Can you quote the part of the forum thread below that begins at the words "It's true that" and ends after "find sexually appealing."?

··· Extract provided

Don't give up on him though.

Photobucket

iVillage Member
Registered: 07-02-2004
Tue, 08-10-2004 - 2:03pm
I think that 2 months is too soon to be thinking about marriage.

MB

iVillage Member
Registered: 12-23-2003
Tue, 08-10-2004 - 2:28pm

It's true that it's VERY common for young children to have same-sex sexual experiences... they're experimenting and really don't know who are what they are supposed to find sexually appealing.

 Start

iVillage Member
Registered: 10-17-2002
Tue, 08-10-2004 - 4:33pm
Jessica,

I agree with the other posters in saying that he is probably not gay and has probably just had either some simple experimentation or the not so simple abuse in his life. 2 months of dating is too soon to be seriously considering marriage, however. You two should spend more time getting to know each other and consider going to counseling together. Since you attend church together, maybe your pastor/priest can suggest someone. If after time you decide to go ahead and get engaged, some serious premarital counseling is a good idea too. Most churches now even require that before they will marry you. Again, your pastor is a good person to talk to about that.

Last absolutely DO NOT search his house!!! That is silly and immature. If you get caught (or even if you don't get caught), the trust between you two is shot and you could probably forget marriage. He trusted you enough to tell you this, don't blow it by sneaking around looking through his things. Trust him that he will open up to you and be honest with you about everything. If you want to marry this guy someday, your best approach is to just work together to overcome this.

······
··· Extracted information

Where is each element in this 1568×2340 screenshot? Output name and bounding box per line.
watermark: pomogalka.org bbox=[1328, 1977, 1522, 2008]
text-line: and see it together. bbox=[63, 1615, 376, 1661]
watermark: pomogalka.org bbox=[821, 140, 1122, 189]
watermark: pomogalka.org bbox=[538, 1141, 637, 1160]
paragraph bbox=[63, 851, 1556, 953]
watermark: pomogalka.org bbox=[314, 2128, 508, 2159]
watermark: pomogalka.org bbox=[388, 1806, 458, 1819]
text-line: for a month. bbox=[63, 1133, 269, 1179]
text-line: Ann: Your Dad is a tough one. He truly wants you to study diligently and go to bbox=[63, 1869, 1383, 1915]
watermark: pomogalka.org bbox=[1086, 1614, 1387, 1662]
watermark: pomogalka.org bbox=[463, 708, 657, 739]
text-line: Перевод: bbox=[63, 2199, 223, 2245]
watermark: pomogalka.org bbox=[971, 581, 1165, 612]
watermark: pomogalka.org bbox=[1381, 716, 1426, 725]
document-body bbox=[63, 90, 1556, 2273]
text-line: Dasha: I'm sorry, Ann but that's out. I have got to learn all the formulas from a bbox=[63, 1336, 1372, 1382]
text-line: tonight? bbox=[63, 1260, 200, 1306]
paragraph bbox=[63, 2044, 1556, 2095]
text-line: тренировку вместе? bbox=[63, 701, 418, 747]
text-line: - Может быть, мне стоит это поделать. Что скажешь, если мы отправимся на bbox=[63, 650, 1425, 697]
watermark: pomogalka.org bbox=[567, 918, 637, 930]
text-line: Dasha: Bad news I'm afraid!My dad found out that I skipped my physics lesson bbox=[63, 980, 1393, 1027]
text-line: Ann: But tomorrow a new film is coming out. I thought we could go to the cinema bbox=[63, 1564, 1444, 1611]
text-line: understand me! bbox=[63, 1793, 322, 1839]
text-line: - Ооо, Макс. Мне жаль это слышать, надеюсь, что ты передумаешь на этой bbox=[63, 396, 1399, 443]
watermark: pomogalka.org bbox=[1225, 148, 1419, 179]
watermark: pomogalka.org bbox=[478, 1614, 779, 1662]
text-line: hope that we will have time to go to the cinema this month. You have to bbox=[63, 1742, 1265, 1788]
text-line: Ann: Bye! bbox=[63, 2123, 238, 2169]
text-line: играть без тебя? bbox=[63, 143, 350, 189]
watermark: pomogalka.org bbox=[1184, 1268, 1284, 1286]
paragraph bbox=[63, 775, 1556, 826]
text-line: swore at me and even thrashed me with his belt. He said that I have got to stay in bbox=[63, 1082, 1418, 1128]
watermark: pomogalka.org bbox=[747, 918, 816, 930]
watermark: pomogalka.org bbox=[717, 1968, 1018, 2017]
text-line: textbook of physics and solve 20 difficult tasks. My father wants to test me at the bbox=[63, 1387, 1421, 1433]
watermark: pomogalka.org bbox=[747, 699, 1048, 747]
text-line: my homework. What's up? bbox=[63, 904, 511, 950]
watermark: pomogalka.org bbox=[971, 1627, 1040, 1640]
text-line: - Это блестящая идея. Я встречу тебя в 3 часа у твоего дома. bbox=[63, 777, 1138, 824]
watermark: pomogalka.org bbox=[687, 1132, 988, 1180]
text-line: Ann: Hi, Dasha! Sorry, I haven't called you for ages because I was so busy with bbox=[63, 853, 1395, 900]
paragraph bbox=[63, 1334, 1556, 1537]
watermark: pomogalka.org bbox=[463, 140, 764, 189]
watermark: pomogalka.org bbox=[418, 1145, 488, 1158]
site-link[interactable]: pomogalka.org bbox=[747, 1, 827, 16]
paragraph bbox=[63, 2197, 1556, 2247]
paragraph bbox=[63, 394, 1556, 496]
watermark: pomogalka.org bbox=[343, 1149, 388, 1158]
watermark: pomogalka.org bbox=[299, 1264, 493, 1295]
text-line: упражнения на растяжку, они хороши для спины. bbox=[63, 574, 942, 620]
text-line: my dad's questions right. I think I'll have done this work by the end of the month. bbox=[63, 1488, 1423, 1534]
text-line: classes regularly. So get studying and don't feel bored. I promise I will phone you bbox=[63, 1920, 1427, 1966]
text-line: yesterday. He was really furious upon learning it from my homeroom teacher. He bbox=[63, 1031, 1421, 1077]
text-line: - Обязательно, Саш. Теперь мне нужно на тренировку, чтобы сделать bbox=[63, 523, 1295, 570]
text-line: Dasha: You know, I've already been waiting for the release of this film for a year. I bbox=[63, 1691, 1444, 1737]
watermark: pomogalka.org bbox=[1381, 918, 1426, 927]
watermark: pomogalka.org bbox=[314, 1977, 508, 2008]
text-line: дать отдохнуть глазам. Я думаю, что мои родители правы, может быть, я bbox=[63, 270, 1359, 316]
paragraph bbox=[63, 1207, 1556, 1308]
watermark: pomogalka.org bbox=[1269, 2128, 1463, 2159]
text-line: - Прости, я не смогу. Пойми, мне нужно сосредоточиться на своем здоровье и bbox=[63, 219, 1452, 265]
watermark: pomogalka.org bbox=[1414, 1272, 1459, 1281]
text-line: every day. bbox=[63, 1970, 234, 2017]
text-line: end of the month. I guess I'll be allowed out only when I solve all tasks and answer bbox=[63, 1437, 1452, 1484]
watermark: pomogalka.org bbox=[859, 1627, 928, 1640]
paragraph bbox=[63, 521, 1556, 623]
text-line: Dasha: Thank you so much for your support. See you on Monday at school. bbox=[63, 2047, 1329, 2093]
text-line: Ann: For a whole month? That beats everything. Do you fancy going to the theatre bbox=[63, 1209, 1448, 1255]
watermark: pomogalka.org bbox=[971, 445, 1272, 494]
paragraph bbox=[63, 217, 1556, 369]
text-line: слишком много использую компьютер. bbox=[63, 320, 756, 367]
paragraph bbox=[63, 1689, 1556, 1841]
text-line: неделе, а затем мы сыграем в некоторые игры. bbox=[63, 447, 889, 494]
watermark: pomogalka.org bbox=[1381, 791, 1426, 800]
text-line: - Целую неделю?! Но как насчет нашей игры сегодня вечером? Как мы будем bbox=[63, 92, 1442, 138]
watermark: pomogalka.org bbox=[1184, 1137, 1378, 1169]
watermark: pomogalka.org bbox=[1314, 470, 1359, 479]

······

_Solution for this exercise_
It's true that it's VERY common for young children to have same-sex sexual experiences... they're experimenting and really don't know who are what they are supposed to find sexually appealing.